• [Problem requirements]
Produce an exact copy of all the records.

Collected data:
* * * *

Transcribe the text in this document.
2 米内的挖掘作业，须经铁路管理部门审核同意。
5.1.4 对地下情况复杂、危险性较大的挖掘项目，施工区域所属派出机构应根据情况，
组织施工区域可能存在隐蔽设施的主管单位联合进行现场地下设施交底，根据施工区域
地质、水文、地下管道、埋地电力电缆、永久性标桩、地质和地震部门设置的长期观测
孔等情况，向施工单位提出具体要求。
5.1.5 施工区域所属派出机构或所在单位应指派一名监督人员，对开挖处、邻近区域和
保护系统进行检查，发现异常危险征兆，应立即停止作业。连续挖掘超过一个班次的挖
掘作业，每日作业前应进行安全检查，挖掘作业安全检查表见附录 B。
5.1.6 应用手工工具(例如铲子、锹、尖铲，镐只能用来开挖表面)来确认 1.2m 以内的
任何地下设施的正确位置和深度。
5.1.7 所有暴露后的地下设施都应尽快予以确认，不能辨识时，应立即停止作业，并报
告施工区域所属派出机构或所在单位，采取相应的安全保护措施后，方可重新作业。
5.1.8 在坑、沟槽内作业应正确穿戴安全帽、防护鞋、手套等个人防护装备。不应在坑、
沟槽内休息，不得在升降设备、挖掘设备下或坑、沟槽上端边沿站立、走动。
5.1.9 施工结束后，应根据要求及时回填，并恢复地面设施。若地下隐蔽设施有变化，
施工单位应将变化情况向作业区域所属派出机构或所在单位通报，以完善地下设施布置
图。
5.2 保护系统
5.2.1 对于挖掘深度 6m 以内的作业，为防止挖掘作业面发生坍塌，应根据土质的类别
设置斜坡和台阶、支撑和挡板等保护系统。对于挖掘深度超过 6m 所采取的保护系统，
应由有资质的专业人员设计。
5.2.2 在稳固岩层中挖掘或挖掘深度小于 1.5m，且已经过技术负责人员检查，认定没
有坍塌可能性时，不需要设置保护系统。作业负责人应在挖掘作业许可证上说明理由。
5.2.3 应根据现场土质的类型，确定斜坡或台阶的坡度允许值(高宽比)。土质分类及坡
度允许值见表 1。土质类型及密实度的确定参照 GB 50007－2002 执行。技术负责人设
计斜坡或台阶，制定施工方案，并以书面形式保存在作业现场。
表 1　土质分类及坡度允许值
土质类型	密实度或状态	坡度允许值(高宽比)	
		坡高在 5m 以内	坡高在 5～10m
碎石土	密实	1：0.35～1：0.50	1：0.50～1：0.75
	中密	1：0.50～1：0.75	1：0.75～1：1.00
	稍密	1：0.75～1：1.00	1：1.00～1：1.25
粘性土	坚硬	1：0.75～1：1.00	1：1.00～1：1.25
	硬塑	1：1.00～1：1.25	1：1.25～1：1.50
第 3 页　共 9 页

* * * *

• [Task output]
Transcribe the text in this document.
2 米内的挖掘作业，须经铁路管理部门审核同意。
5.1.4 对地下情况复杂、危险性较大的挖掘项目，施工区域所属派出机构应根据情况，
组织施工区域可能存在隐蔽设施的主管单位联合进行现场地下设施交底，根据施工区域
地质、水文、地下管道、埋地电力电缆、永久性标桩、地质和地震部门设置的长期观测
孔等情况，向施工单位提出具体要求。
5.1.5 施工区域所属派出机构或所在单位应指派一名监督人员，对开挖处、邻近区域和
保护系统进行检查，发现异常危险征兆，应立即停止作业。连续挖掘超过一个班次的挖
掘作业，每日作业前应进行安全检查，挖掘作业安全检查表见附录 B。
5.1.6 应用手工工具(例如铲子、锹、尖铲，镐只能用来开挖表面)来确认 1.2m 以内的
任何地下设施的正确位置和深度。
5.1.7 所有暴露后的地下设施都应尽快予以确认，不能辨识时，应立即停止作业，并报
告施工区域所属派出机构或所在单位，采取相应的安全保护措施后，方可重新作业。
5.1.8 在坑、沟槽内作业应正确穿戴安全帽、防护鞋、手套等个人防护装备。不应在坑、
沟槽内休息，不得在升降设备、挖掘设备下或坑、沟槽上端边沿站立、走动。
5.1.9 施工结束后，应根据要求及时回填，并恢复地面设施。若地下隐蔽设施有变化，
施工单位应将变化情况向作业区域所属派出机构或所在单位通报，以完善地下设施布置
图。
5.2 保护系统
5.2.1 对于挖掘深度 6m 以内的作业，为防止挖掘作业面发生坍塌，应根据土质的类别
设置斜坡和台阶、支撑和挡板等保护系统。对于挖掘深度超过 6m 所采取的保护系统，
应由有资质的专业人员设计。
5.2.2 在稳固岩层中挖掘或挖掘深度小于 1.5m，且已经过技术负责人员检查，认定没
有坍塌可能性时，不需要设置保护系统。作业负责人应在挖掘作业许可证上说明理由。
5.2.3 应根据现场土质的类型，确定斜坡或台阶的坡度允许值(高宽比)。土质分类及坡
度允许值见表 1。土质类型及密实度的确定参照 GB 50007－2002 执行。技术负责人设
计斜坡或台阶，制定施工方案，并以书面形式保存在作业现场。
表 1　土质分类及坡度允许值
土质类型	密实度或状态	坡度允许值(高宽比)	
		坡高在 5m 以内	坡高在 5～10m
碎石土	密实	1：0.35～1：0.50	1：0.50～1：0.75
	中密	1：0.50～1：0.75	1：0.75～1：1.00
	稍密	1：0.75～1：1.00	1：1.00～1：1.25
粘性土	坚硬	1：0.75～1：1.00	1：1.00～1：1.25
	硬塑	1：1.00～1：1.25	1：1.25～1：1.50
第 3 页　共 9 页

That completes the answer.